YOUR GOAL:
Scan the records for the string "text"; copy each line where it occurs.

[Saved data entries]
· · · · · · ·

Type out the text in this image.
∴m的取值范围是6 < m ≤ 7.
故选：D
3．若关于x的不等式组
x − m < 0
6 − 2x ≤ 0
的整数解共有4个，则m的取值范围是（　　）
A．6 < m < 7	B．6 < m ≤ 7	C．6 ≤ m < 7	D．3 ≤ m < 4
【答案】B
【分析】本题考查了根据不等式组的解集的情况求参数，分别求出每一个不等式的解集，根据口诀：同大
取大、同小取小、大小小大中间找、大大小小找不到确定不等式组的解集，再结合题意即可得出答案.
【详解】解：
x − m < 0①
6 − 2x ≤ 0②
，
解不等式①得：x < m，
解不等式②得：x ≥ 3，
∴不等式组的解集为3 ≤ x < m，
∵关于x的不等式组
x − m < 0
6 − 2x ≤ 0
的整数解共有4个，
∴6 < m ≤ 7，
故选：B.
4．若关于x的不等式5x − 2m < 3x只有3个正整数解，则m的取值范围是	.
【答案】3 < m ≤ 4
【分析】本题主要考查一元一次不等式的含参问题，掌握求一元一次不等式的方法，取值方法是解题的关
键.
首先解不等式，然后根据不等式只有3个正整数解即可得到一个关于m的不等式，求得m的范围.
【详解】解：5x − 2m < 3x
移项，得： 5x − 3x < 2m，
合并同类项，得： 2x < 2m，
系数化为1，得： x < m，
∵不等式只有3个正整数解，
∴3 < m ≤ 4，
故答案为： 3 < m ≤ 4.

· · · · · · ·

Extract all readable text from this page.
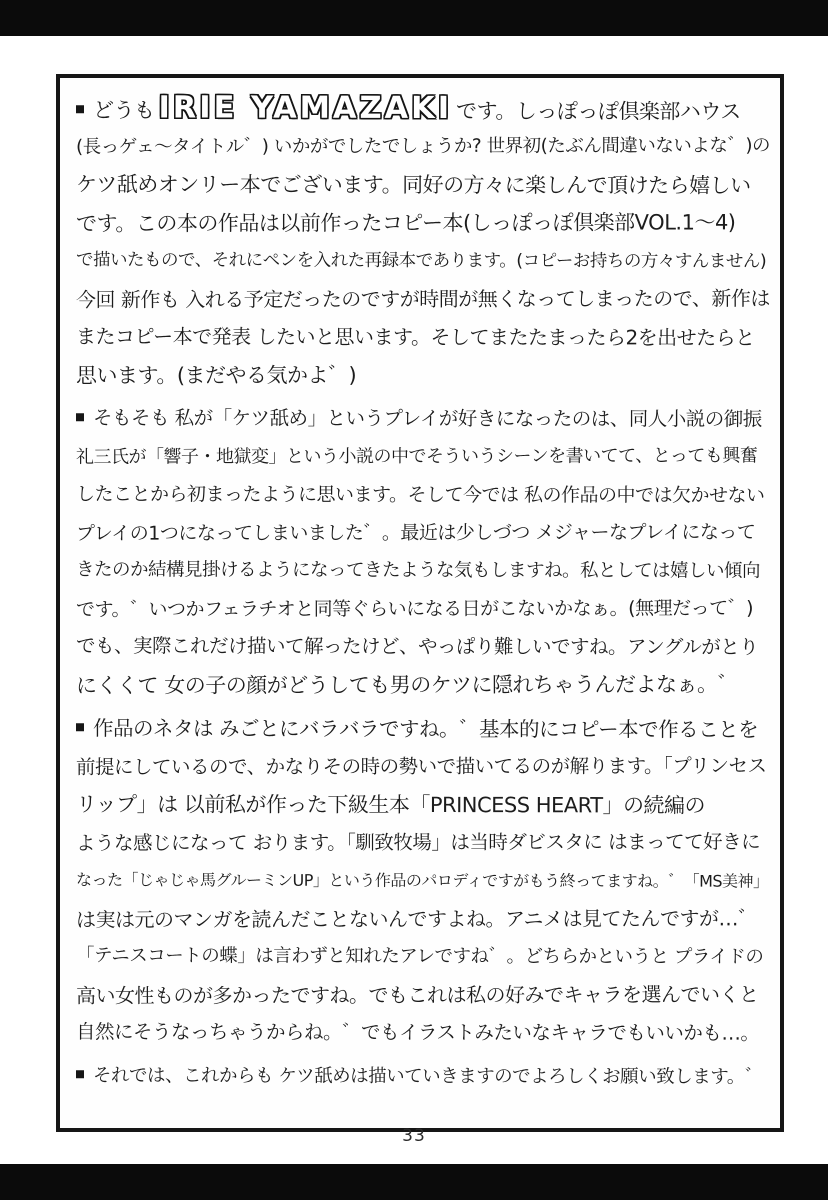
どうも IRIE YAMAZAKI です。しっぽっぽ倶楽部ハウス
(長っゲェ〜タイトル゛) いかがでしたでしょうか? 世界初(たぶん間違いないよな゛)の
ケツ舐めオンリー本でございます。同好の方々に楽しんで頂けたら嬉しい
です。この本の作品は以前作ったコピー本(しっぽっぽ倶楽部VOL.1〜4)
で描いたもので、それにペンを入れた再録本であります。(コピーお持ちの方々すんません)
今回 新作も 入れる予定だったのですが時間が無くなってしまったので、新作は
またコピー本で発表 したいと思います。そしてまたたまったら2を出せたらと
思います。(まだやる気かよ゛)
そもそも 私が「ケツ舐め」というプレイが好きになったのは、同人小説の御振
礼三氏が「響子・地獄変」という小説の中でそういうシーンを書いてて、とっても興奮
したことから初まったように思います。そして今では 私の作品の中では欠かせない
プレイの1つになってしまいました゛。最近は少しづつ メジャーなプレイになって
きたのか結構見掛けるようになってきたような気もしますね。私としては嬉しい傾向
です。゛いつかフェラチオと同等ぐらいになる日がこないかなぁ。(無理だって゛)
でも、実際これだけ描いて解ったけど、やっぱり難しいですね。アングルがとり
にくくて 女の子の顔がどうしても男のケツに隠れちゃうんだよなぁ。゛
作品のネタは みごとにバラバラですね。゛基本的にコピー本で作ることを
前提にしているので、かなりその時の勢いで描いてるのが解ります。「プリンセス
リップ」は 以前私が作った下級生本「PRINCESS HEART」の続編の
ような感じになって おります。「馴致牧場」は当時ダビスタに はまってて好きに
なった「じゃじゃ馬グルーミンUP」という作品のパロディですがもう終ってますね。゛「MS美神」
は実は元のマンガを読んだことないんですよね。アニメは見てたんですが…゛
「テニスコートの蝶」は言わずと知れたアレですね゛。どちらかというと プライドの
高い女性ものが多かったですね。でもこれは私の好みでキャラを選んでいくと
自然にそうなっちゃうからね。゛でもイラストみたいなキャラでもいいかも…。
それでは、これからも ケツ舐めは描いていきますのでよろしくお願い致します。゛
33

· · · · · · ·

FINISHED EXERCISE:
Type out the text in this image.
Extract all readable text from this page.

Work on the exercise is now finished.